◆ DATASET ROWS
◇ ◇ ◇ ◇ ◇ ◇ ◇

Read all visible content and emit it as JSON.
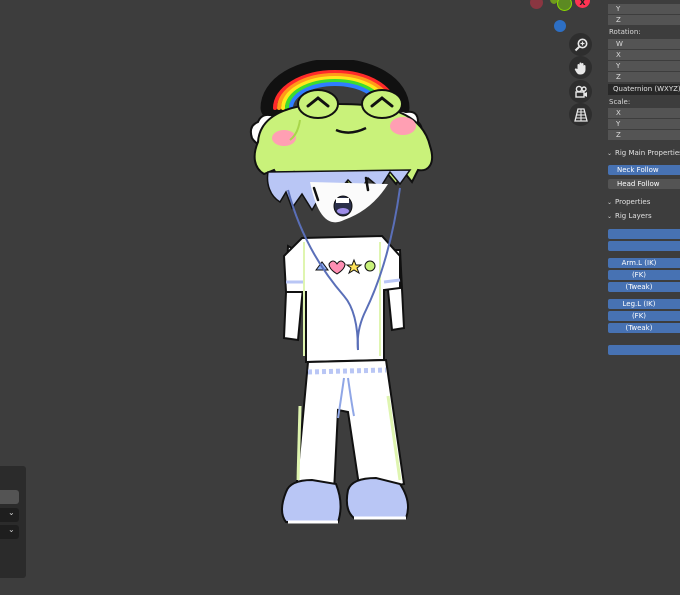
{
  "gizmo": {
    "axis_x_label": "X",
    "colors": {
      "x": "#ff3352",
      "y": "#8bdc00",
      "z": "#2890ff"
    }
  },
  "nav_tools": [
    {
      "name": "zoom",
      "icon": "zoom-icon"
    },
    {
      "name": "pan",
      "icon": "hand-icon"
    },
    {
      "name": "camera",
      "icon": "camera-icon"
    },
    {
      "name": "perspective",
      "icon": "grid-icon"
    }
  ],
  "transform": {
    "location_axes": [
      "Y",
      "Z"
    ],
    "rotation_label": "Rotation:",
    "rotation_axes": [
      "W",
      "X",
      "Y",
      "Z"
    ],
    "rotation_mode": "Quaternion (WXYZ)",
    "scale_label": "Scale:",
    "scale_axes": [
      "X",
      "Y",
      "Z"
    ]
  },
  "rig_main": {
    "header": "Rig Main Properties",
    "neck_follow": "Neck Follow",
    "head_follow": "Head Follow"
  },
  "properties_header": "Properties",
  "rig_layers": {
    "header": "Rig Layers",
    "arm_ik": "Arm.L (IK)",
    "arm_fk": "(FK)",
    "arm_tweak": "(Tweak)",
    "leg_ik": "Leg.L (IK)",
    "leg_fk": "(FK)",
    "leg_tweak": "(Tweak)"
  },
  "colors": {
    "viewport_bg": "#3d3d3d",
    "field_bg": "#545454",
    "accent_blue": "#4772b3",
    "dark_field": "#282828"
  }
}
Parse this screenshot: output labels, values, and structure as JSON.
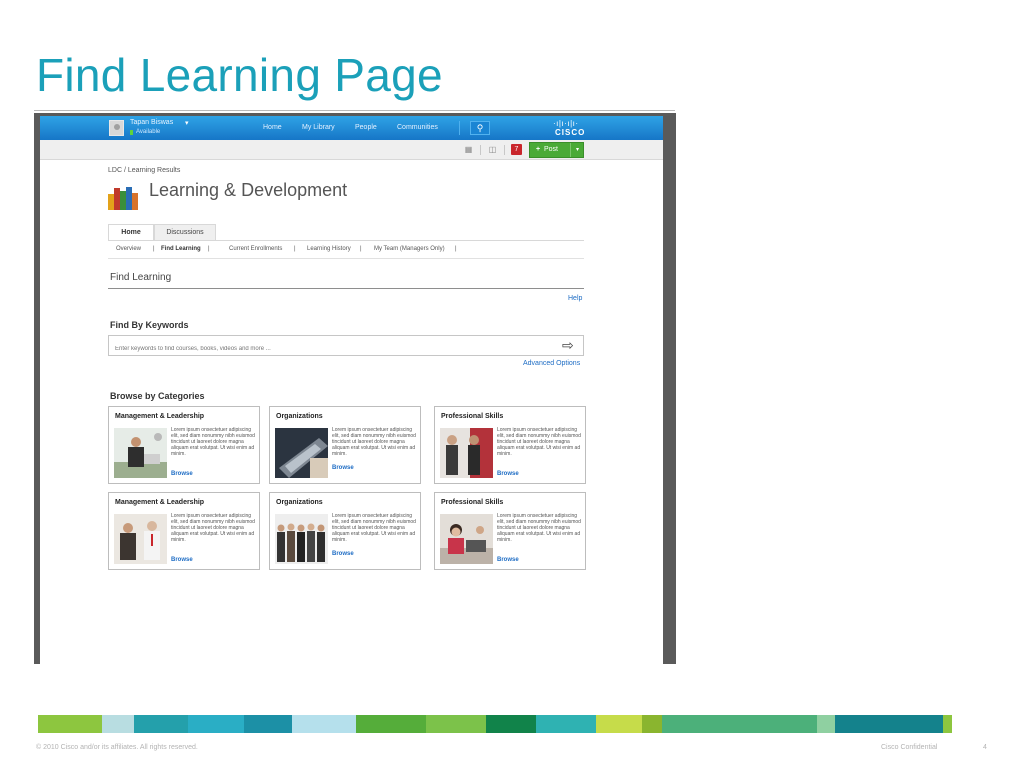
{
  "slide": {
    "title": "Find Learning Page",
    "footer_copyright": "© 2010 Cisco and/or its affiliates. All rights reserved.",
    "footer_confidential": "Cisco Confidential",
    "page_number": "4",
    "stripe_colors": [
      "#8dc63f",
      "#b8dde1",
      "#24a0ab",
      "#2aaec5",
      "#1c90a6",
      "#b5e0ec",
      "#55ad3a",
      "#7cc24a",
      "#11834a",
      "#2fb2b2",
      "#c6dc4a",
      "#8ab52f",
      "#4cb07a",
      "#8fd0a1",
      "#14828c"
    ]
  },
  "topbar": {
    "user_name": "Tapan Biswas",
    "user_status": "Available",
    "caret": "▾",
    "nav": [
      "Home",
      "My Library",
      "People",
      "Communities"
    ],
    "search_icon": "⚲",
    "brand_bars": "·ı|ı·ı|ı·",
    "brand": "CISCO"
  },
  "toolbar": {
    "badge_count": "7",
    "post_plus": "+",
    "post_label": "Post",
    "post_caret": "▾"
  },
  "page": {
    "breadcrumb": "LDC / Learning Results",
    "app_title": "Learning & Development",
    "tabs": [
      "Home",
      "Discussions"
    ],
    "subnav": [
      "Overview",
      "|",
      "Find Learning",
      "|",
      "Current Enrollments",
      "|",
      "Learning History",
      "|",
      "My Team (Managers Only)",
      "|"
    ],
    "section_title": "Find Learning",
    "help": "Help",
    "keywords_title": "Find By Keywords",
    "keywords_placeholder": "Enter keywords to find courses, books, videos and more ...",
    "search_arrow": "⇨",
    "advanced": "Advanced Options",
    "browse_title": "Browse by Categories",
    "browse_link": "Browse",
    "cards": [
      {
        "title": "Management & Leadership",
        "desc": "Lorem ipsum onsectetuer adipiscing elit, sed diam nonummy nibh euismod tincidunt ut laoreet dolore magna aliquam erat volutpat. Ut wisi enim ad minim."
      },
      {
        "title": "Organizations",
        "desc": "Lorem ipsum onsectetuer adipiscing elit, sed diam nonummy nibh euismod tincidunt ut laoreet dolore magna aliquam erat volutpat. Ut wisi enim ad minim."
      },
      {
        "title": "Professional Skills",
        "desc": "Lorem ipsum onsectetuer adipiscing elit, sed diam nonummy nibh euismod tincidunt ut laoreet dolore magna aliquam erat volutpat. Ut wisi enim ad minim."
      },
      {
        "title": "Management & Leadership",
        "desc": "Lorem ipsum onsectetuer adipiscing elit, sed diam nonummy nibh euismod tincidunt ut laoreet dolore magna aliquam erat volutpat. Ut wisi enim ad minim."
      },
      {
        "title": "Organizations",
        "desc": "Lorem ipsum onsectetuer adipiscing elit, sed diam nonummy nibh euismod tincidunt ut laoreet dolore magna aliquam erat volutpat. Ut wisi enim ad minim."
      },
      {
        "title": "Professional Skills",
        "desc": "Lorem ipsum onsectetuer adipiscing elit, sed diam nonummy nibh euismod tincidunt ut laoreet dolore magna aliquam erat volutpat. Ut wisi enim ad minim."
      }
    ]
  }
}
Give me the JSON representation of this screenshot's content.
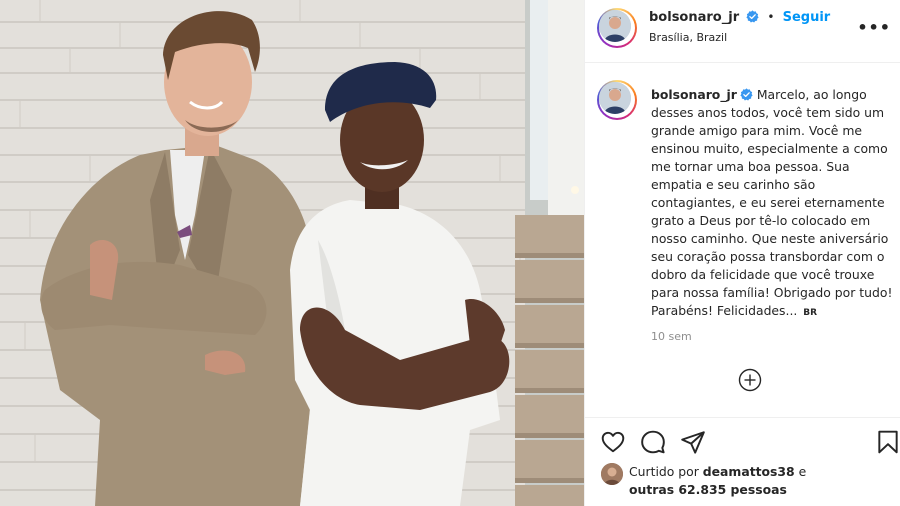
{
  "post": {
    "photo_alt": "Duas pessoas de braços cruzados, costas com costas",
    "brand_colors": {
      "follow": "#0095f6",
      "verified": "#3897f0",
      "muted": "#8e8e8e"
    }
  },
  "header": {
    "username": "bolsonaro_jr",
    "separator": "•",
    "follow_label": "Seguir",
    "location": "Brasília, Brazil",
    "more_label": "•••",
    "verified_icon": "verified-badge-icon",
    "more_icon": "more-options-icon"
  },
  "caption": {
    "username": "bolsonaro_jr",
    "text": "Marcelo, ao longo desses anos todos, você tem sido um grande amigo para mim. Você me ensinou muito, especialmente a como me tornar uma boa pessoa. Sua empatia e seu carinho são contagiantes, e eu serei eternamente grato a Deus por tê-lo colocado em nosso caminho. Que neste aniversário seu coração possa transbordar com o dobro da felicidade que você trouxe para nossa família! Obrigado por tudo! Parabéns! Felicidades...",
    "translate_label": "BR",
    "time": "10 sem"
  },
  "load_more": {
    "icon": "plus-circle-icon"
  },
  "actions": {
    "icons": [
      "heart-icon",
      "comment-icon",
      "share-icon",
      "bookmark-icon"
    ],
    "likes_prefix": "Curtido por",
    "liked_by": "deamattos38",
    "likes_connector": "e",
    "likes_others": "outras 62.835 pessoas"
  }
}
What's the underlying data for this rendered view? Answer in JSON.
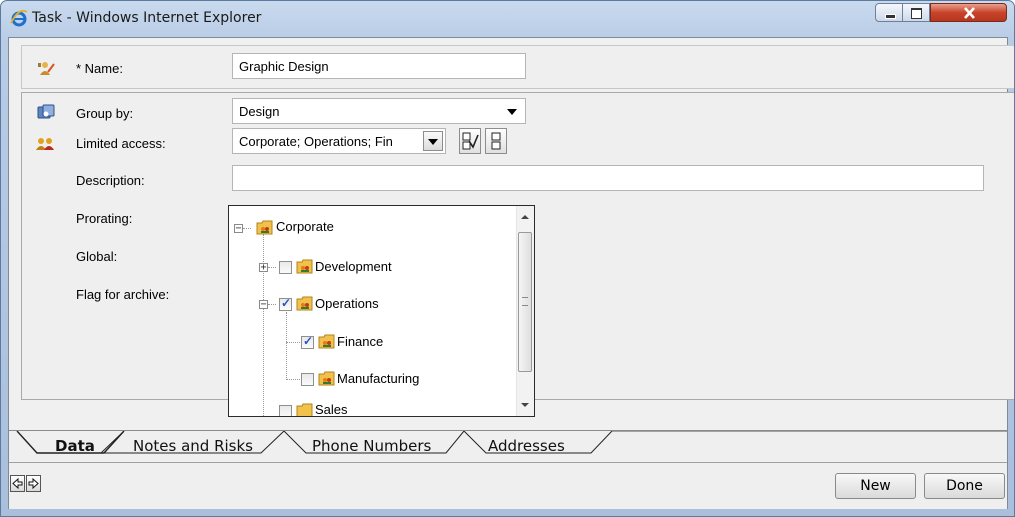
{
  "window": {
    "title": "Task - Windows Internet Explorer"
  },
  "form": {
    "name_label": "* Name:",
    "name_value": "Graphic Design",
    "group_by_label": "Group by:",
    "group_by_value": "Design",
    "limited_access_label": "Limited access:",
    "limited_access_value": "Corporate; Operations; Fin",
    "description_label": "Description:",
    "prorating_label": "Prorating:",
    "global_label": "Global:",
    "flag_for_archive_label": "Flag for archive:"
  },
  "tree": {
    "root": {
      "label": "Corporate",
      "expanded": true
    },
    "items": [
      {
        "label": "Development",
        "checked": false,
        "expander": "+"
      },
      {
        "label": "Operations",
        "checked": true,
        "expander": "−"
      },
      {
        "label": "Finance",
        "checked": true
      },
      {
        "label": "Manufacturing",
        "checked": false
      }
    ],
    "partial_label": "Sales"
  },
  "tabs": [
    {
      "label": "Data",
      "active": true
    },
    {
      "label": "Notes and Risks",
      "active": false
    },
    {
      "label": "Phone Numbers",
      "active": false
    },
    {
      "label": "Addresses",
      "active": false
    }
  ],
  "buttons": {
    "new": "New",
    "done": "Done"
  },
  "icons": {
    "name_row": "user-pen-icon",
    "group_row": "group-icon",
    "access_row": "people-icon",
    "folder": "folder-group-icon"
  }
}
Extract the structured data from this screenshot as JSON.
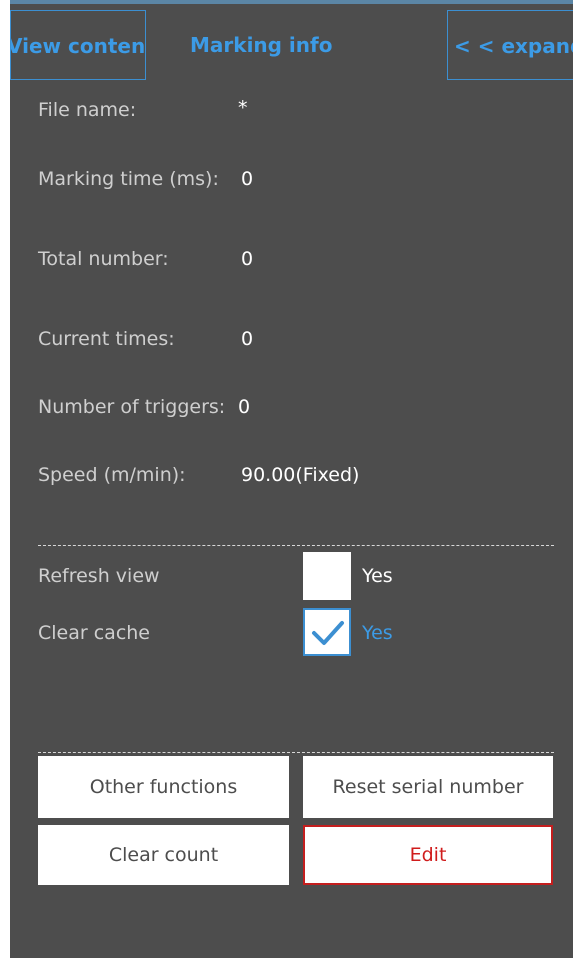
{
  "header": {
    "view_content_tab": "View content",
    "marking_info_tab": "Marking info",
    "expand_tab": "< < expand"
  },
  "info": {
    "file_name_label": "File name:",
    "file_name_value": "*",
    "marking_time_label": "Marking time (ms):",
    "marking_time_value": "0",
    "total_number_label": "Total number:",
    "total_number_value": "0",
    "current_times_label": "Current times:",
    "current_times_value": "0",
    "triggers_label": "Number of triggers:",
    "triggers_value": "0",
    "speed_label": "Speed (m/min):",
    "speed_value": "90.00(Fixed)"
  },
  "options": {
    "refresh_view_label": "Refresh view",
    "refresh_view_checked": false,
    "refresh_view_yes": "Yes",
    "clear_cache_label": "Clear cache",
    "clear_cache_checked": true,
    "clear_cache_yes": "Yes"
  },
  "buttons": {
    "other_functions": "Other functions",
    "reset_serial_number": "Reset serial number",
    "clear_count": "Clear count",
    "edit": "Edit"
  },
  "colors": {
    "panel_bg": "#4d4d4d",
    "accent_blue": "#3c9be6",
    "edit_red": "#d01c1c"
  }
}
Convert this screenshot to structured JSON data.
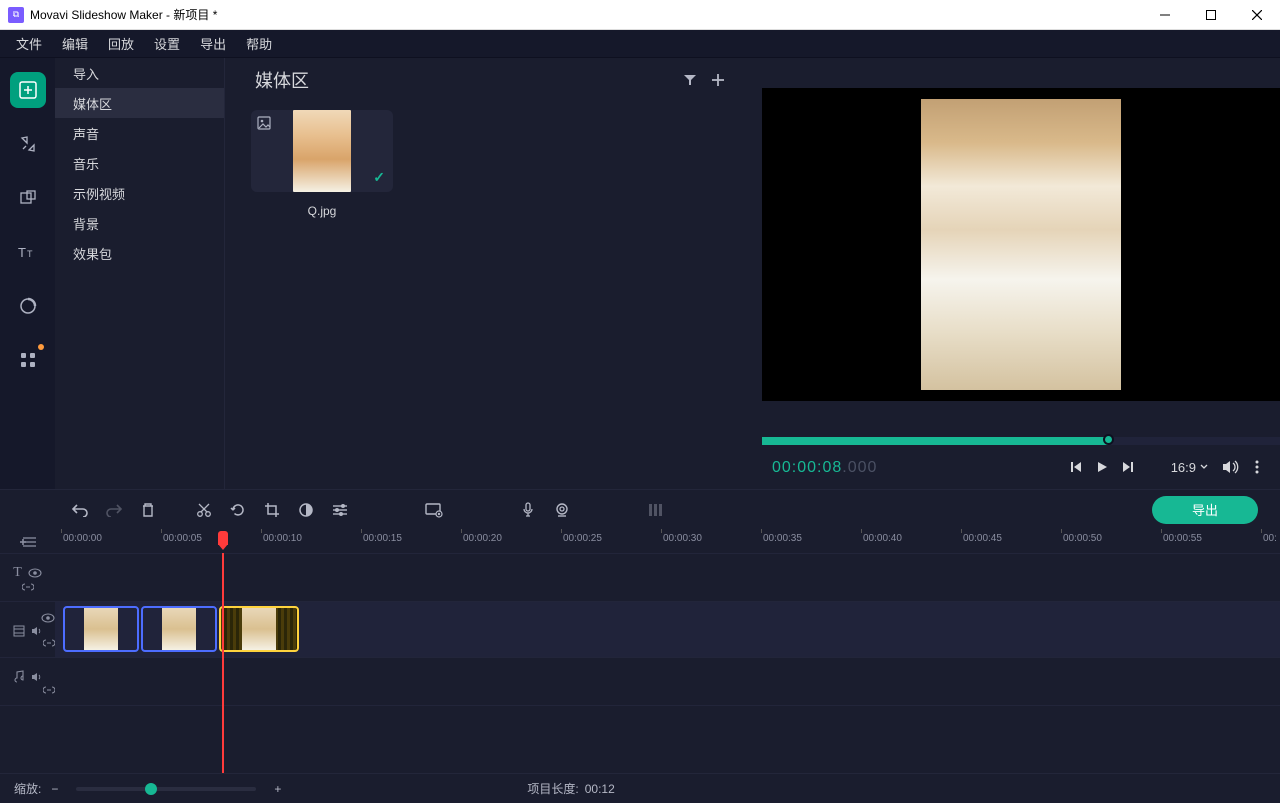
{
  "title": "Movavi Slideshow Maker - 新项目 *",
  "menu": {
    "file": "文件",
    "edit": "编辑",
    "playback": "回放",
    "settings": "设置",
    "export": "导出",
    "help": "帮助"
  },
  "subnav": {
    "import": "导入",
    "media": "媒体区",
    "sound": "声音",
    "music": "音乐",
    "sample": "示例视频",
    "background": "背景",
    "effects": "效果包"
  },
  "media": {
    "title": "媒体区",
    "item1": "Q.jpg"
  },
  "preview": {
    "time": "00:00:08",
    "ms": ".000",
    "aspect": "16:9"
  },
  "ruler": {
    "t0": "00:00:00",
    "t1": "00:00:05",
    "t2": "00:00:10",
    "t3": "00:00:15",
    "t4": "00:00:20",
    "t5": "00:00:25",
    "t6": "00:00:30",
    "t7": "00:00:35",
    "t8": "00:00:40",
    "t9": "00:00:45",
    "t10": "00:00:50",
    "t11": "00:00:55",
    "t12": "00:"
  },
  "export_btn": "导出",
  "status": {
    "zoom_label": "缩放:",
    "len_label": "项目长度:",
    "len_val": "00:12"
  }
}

◇ ◇ ◇ ◇ ◇ ◇ ◇

Which lines of the data above contain "content"? Copy each one.

◆ PROBLEM SOLUTION
Read all visible content and emit it as JSON.
Give me the JSON representation of this screenshot's content.
    "view_content_tab": "View content",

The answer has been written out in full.